(WRITTEN TASK):
Which lines below hold the word "curé"? Report each one.

[Stored entries]
** BEGIN **

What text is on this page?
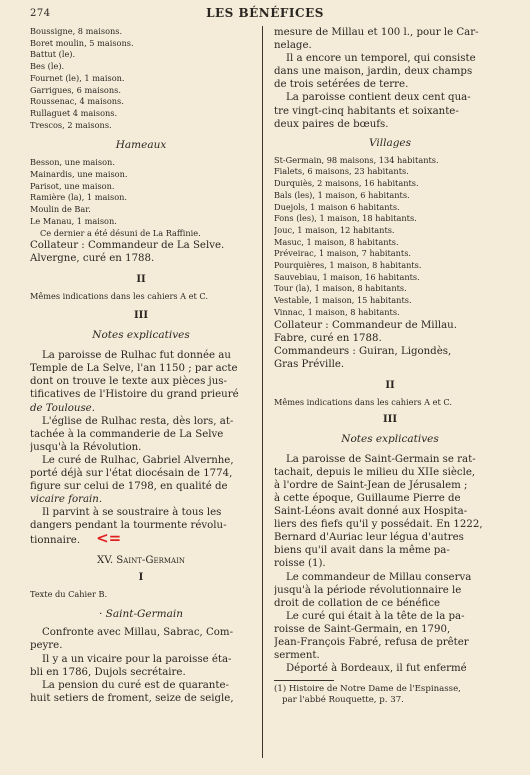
274	LES BÉNÉFICES
Boussigne, 8 maisons.
Boret moulin, 5 maisons.
Battut (le).
Bes (le).
Fournet (le), 1 maison.
Garrigues, 6 maisons.
Roussenac, 4 maisons.
Rullaguet 4 maisons.
Trescos, 2 maisons.
Hameaux
Besson, une maison.
Mainardis, une maison.
Parisot, une maison.
Ramière (la), 1 maison.
Moulin de Bar.
Le Manau, 1 maison.
Ce dernier a été désuni de La Raffinie.
Collateur : Commandeur de La Selve.
Alvergne, curé en 1788.
II
Mêmes indications dans les cahiers A et C.
III
Notes explicatives
La paroisse de Rulhac fut donnée au
Temple de La Selve, l'an 1150 ; par acte
dont on trouve le texte aux pièces jus-
tificatives de l'Histoire du grand prieuré
de Toulouse.
L'église de Rulhac resta, dès lors, at-
tachée à la commanderie de La Selve
jusqu'à la Révolution.
Le curé de Rulhac, Gabriel Alvernhe,
porté déjà sur l'état diocésain de 1774,
figure sur celui de 1798, en qualité de
vicaire forain.
Il parvint à se soustraire à tous les
dangers pendant la tourmente révolu-
tionnaire. <=
XV. Saint-Germain
I
Texte du Cahier B.
· Saint-Germain
Confronte avec Millau, Sabrac, Com-
peyre.
Il y a un vicaire pour la paroisse éta-
bli en 1786, Dujols secrétaire.
La pension du curé est de quarante-
huit setiers de froment, seize de seigle,
mesure de Millau et 100 l., pour le Car-
nelage.
Il a encore un temporel, qui consiste
dans une maison, jardin, deux champs
de trois setérées de terre.
La paroisse contient deux cent qua-
tre vingt-cinq habitants et soixante-
deux paires de bœufs.
Villages
St-Germain, 98 maisons, 134 habitants.
Fialets, 6 maisons, 23 habitants.
Durquiès, 2 maisons, 16 habitants.
Bals (les), 1 maison, 6 habitants.
Duejols, 1 maison 6 habitants.
Fons (les), 1 maison, 18 habitants.
Jouc, 1 maison, 12 habitants.
Masuc, 1 maison, 8 habitants.
Préveirac, 1 maison, 7 habitants.
Pourquières, 1 maison, 8 habitants.
Sauvebiau, 1 maison, 16 habitants.
Tour (la), 1 maison, 8 habitants.
Vestable, 1 maison, 15 habitants.
Vinnac, 1 maison, 8 habitants.
Collateur : Commandeur de Millau.
Fabre, curé en 1788.
Commandeurs : Guiran, Ligondès,
Gras Préville.
II
Mêmes indications dans les cahiers A et C.
III
Notes explicatives
La paroisse de Saint-Germain se rat-
tachait, depuis le milieu du XIIe siècle,
à l'ordre de Saint-Jean de Jérusalem ;
à cette époque, Guillaume Pierre de
Saint-Léons avait donné aux Hospita-
liers des fiefs qu'il y possédait. En 1222,
Bernard d'Auriac leur légua d'autres
biens qu'il avait dans la même pa-
roisse (1).
Le commandeur de Millau conserva
jusqu'à la période révolutionnaire le
droit de collation de ce bénéfice
Le curé qui était à la tête de la pa-
roisse de Saint-Germain, en 1790,
Jean-François Fabré, refusa de prêter
serment.
Déporté à Bordeaux, il fut enfermé
(1) Histoire de Notre Dame de l'Espinasse,
par l'abbé Rouquette, p. 37.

** END **

(EXPECTED ANSWER):
Alvergne, curé en 1788.
Le curé de Rulhac, Gabriel Alvernhe,
La pension du curé est de quarante-
Fabre, curé en 1788.
Le curé qui était à la tête de la pa-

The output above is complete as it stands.